##### DATA ENTRIES
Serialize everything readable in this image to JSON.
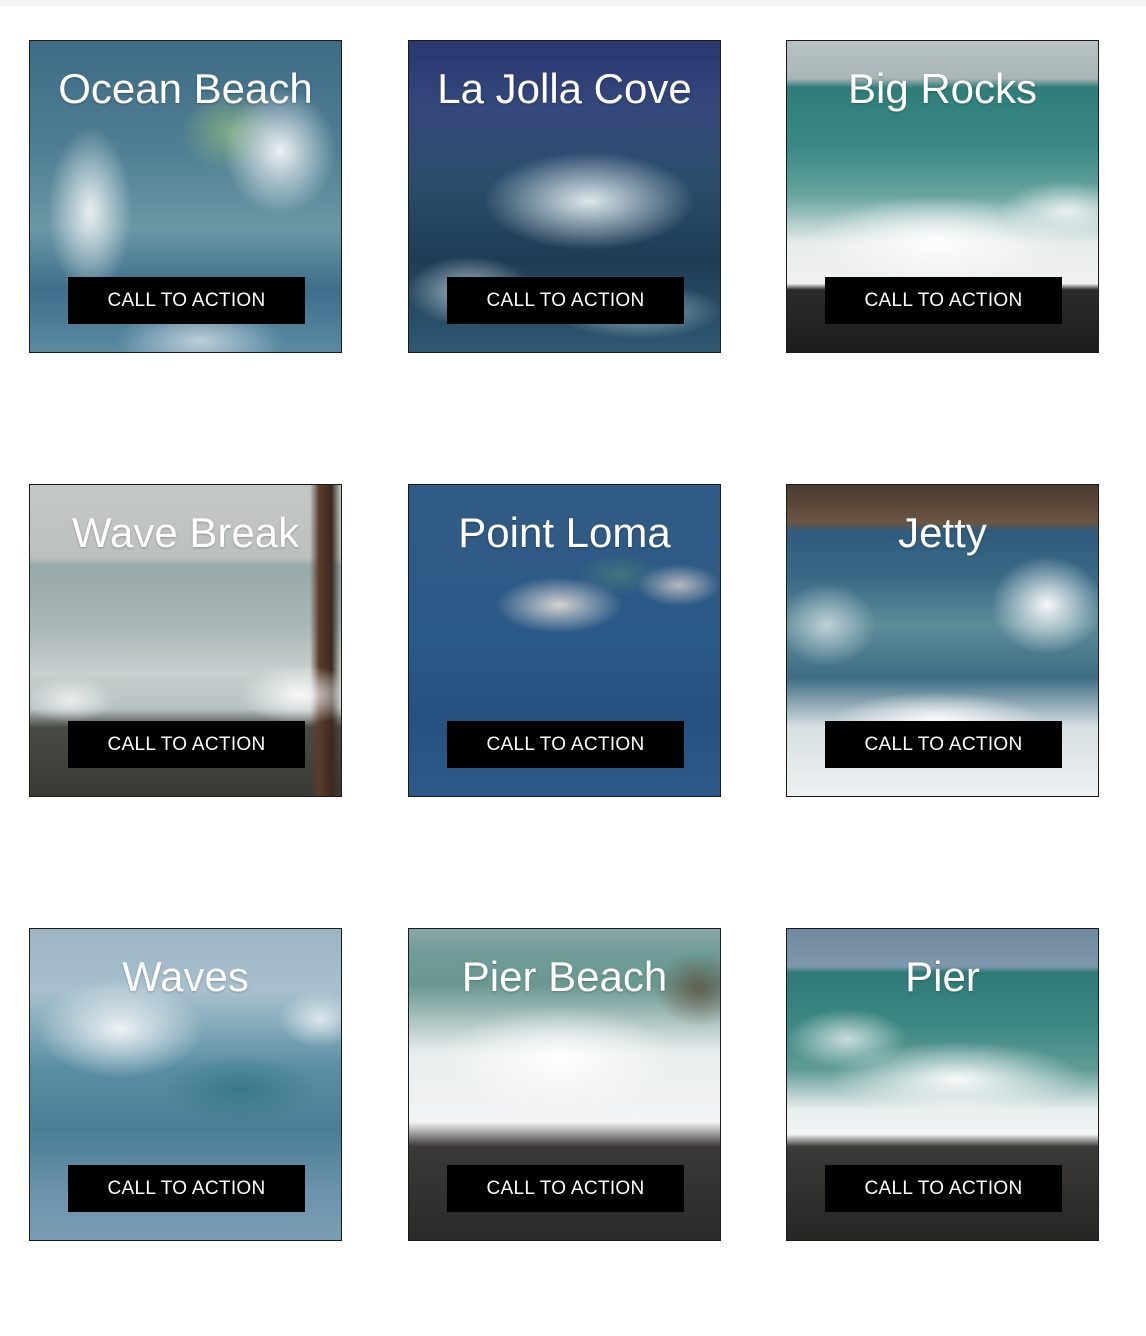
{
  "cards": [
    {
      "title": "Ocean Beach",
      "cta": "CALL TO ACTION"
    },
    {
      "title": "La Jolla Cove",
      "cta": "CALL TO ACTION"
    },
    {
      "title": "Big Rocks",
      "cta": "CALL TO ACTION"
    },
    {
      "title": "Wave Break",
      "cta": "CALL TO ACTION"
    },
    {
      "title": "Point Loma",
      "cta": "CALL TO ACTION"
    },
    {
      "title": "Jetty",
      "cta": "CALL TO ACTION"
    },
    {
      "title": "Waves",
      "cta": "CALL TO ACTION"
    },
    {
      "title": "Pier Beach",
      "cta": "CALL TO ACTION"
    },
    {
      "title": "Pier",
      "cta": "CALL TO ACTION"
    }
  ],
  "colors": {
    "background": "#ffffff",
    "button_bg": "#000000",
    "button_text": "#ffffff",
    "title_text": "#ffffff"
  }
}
##########
» DIRECTIONS FOR THIS TASK
Copy the records above exactly. The pictures are not part of the copy.

» WRITTEN RESPONSE
Serialize everything readable in this image to JSON.
{
  "cards": [
    {
      "title": "Ocean Beach",
      "cta": "CALL TO ACTION"
    },
    {
      "title": "La Jolla Cove",
      "cta": "CALL TO ACTION"
    },
    {
      "title": "Big Rocks",
      "cta": "CALL TO ACTION"
    },
    {
      "title": "Wave Break",
      "cta": "CALL TO ACTION"
    },
    {
      "title": "Point Loma",
      "cta": "CALL TO ACTION"
    },
    {
      "title": "Jetty",
      "cta": "CALL TO ACTION"
    },
    {
      "title": "Waves",
      "cta": "CALL TO ACTION"
    },
    {
      "title": "Pier Beach",
      "cta": "CALL TO ACTION"
    },
    {
      "title": "Pier",
      "cta": "CALL TO ACTION"
    }
  ],
  "colors": {
    "background": "#ffffff",
    "button_bg": "#000000",
    "button_text": "#ffffff",
    "title_text": "#ffffff"
  }
}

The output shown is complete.